■ **WRITTEN REQUEST**: Your copy should begin at the line containing "Give me the" and end at the last line of the records; transcribe those lines exactly and leave out every picture.

◆ ◆ ◆ ◆

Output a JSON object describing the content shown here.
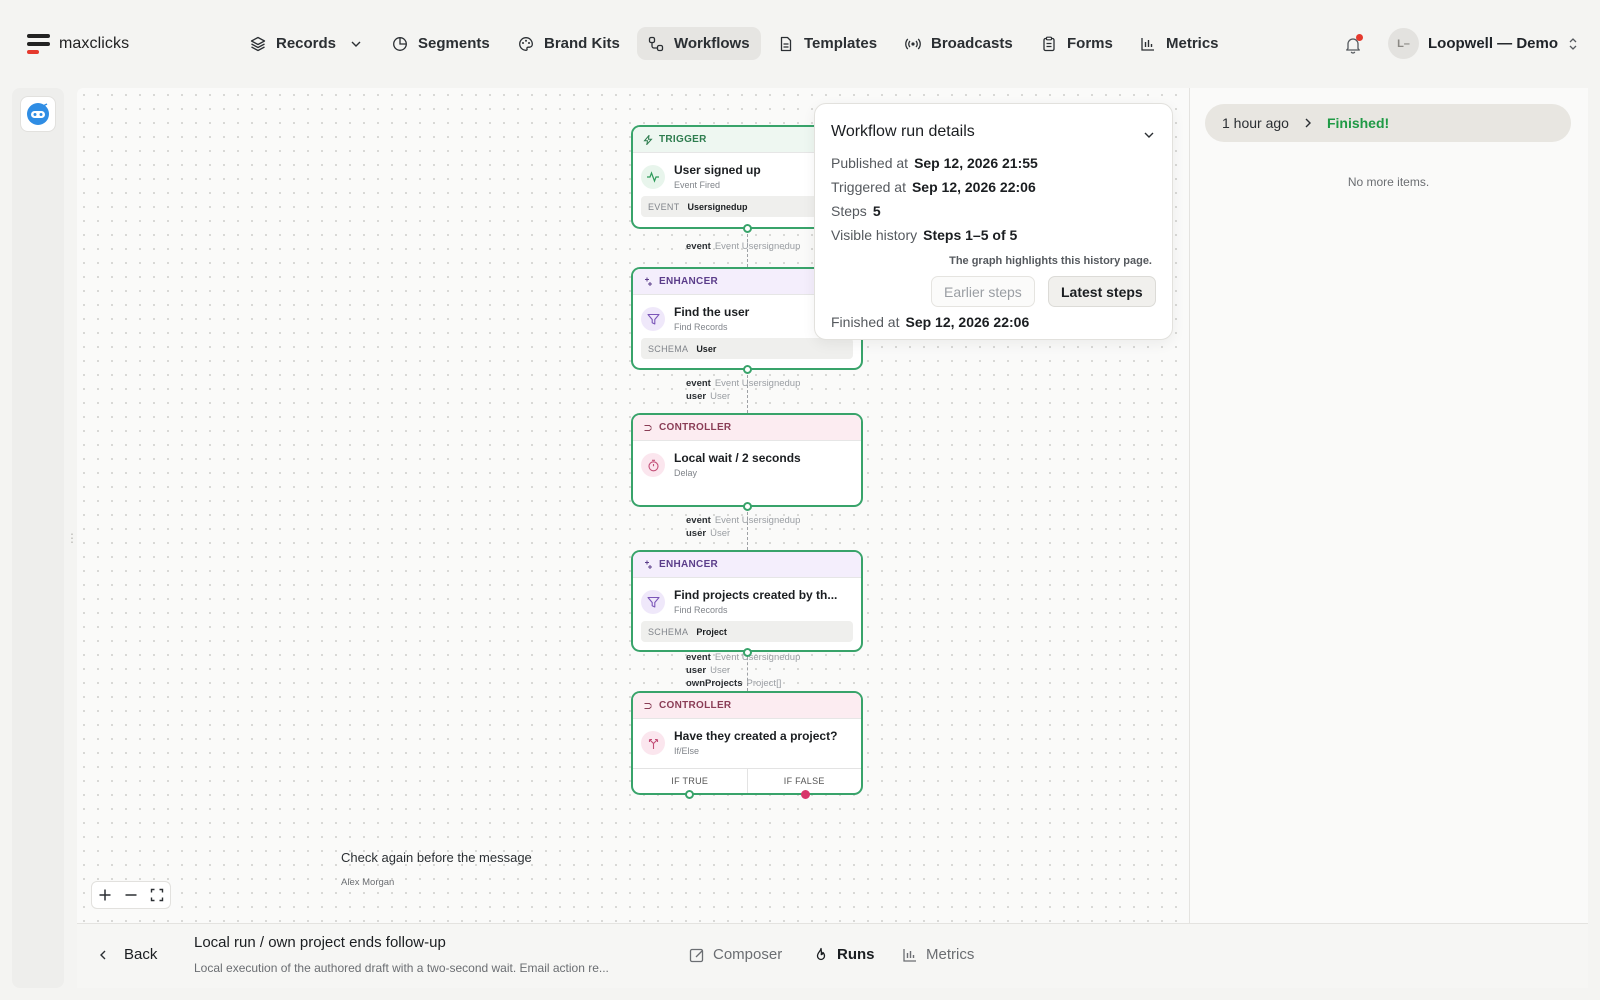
{
  "app": {
    "brand": "maxclicks"
  },
  "nav": [
    {
      "label": "Records",
      "icon": "layers-icon"
    },
    {
      "label": "Segments",
      "icon": "pie-icon"
    },
    {
      "label": "Brand Kits",
      "icon": "palette-icon"
    },
    {
      "label": "Workflows",
      "icon": "workflow-icon",
      "active": true
    },
    {
      "label": "Templates",
      "icon": "document-icon"
    },
    {
      "label": "Broadcasts",
      "icon": "broadcast-icon"
    },
    {
      "label": "Forms",
      "icon": "clipboard-icon"
    },
    {
      "label": "Metrics",
      "icon": "bar-chart-icon"
    }
  ],
  "account": {
    "initials": "L–",
    "name": "Loopwell — Demo"
  },
  "workflow": {
    "nodes": [
      {
        "category": "TRIGGER",
        "title": "User signed up",
        "subtitle": "Event Fired",
        "chip_key": "EVENT",
        "chip_value": "Usersignedup"
      },
      {
        "category": "ENHANCER",
        "title": "Find the user",
        "subtitle": "Find Records",
        "chip_key": "SCHEMA",
        "chip_value": "User"
      },
      {
        "category": "CONTROLLER",
        "title": "Local wait / 2 seconds",
        "subtitle": "Delay"
      },
      {
        "category": "ENHANCER",
        "title": "Find projects created by th...",
        "subtitle": "Find Records",
        "chip_key": "SCHEMA",
        "chip_value": "Project"
      },
      {
        "category": "CONTROLLER",
        "title": "Have they created a project?",
        "subtitle": "If/Else",
        "branch_true": "IF TRUE",
        "branch_false": "IF FALSE"
      }
    ],
    "edges": [
      [
        {
          "key": "event",
          "value": "Event Usersignedup"
        }
      ],
      [
        {
          "key": "event",
          "value": "Event Usersignedup"
        },
        {
          "key": "user",
          "value": "User"
        }
      ],
      [
        {
          "key": "event",
          "value": "Event Usersignedup"
        },
        {
          "key": "user",
          "value": "User"
        }
      ],
      [
        {
          "key": "event",
          "value": "Event Usersignedup"
        },
        {
          "key": "user",
          "value": "User"
        },
        {
          "key": "ownProjects",
          "value": "Project[]"
        }
      ]
    ]
  },
  "run_details": {
    "title": "Workflow run details",
    "published_label": "Published at",
    "published_value": "Sep 12, 2026 21:55",
    "triggered_label": "Triggered at",
    "triggered_value": "Sep 12, 2026 22:06",
    "steps_label": "Steps",
    "steps_value": "5",
    "history_label": "Visible history",
    "history_value": "Steps 1–5 of 5",
    "hint": "The graph highlights this history page.",
    "earlier_button": "Earlier steps",
    "latest_button": "Latest steps",
    "finished_label": "Finished at",
    "finished_value": "Sep 12, 2026 22:06"
  },
  "runs_panel": {
    "time": "1 hour ago",
    "status": "Finished!",
    "status_color": "#1f9a45",
    "empty": "No more items."
  },
  "note": {
    "title": "Check again before the message",
    "author": "Alex Morgan"
  },
  "bottom": {
    "back": "Back",
    "title": "Local run / own project ends follow-up",
    "description": "Local execution of the authored draft with a two-second wait. Email action re...",
    "tabs": [
      {
        "label": "Composer",
        "icon": "composer-icon"
      },
      {
        "label": "Runs",
        "icon": "runs-icon",
        "active": true
      },
      {
        "label": "Metrics",
        "icon": "bar-chart-icon"
      }
    ]
  },
  "colors": {
    "accent_green": "#38a36a",
    "false_port": "#d8366a",
    "notification": "#e5392d"
  }
}
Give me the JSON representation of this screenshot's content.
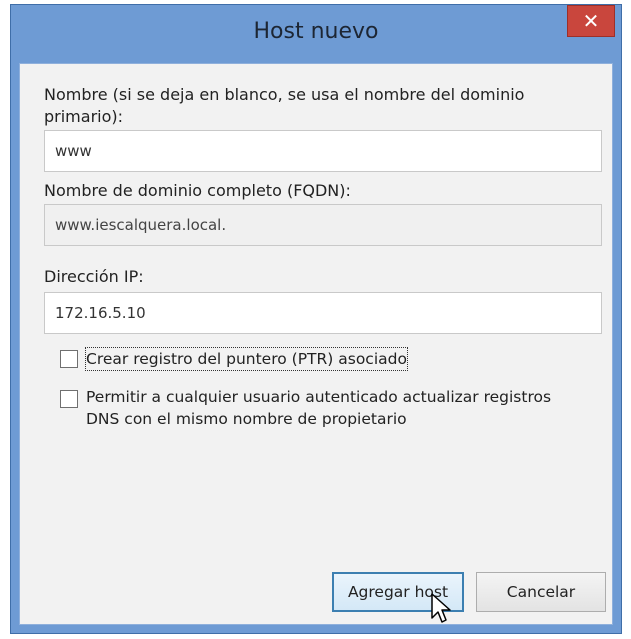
{
  "dialog": {
    "title": "Host nuevo",
    "close_glyph": "✕"
  },
  "name_field": {
    "label_line1": "Nombre (si se deja en blanco, se usa el nombre del dominio",
    "label_line2": "primario):",
    "value": "www"
  },
  "fqdn_field": {
    "label": "Nombre de dominio completo (FQDN):",
    "value": "www.iescalquera.local."
  },
  "ip_field": {
    "label": "Dirección IP:",
    "value": "172.16.5.10"
  },
  "checkboxes": [
    {
      "label": "Crear registro del puntero (PTR) asociado",
      "checked": false
    },
    {
      "label_line1": "Permitir a cualquier usuario autenticado actualizar registros",
      "label_line2": "DNS con el mismo nombre de propietario",
      "checked": false
    }
  ],
  "buttons": {
    "add_host": "Agregar host",
    "cancel": "Cancelar"
  },
  "colors": {
    "frame": "#6e9bd4",
    "close": "#c9463d",
    "client_bg": "#f2f2f2",
    "default_button_border": "#3c7fb1"
  },
  "icons": {
    "close": "close-icon",
    "cursor": "mouse-pointer-icon"
  }
}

◆ ◆ ◆ ◆

■ **SOLUTION BELOW**:
Give me the JSON representation of this screenshot's content.
{
  "dialog": {
    "title": "Host nuevo",
    "close_glyph": "✕"
  },
  "name_field": {
    "label_line1": "Nombre (si se deja en blanco, se usa el nombre del dominio",
    "label_line2": "primario):",
    "value": "www"
  },
  "fqdn_field": {
    "label": "Nombre de dominio completo (FQDN):",
    "value": "www.iescalquera.local."
  },
  "ip_field": {
    "label": "Dirección IP:",
    "value": "172.16.5.10"
  },
  "checkboxes": [
    {
      "label": "Crear registro del puntero (PTR) asociado",
      "checked": false
    },
    {
      "label_line1": "Permitir a cualquier usuario autenticado actualizar registros",
      "label_line2": "DNS con el mismo nombre de propietario",
      "checked": false
    }
  ],
  "buttons": {
    "add_host": "Agregar host",
    "cancel": "Cancelar"
  },
  "colors": {
    "frame": "#6e9bd4",
    "close": "#c9463d",
    "client_bg": "#f2f2f2",
    "default_button_border": "#3c7fb1"
  },
  "icons": {
    "close": "close-icon",
    "cursor": "mouse-pointer-icon"
  }
}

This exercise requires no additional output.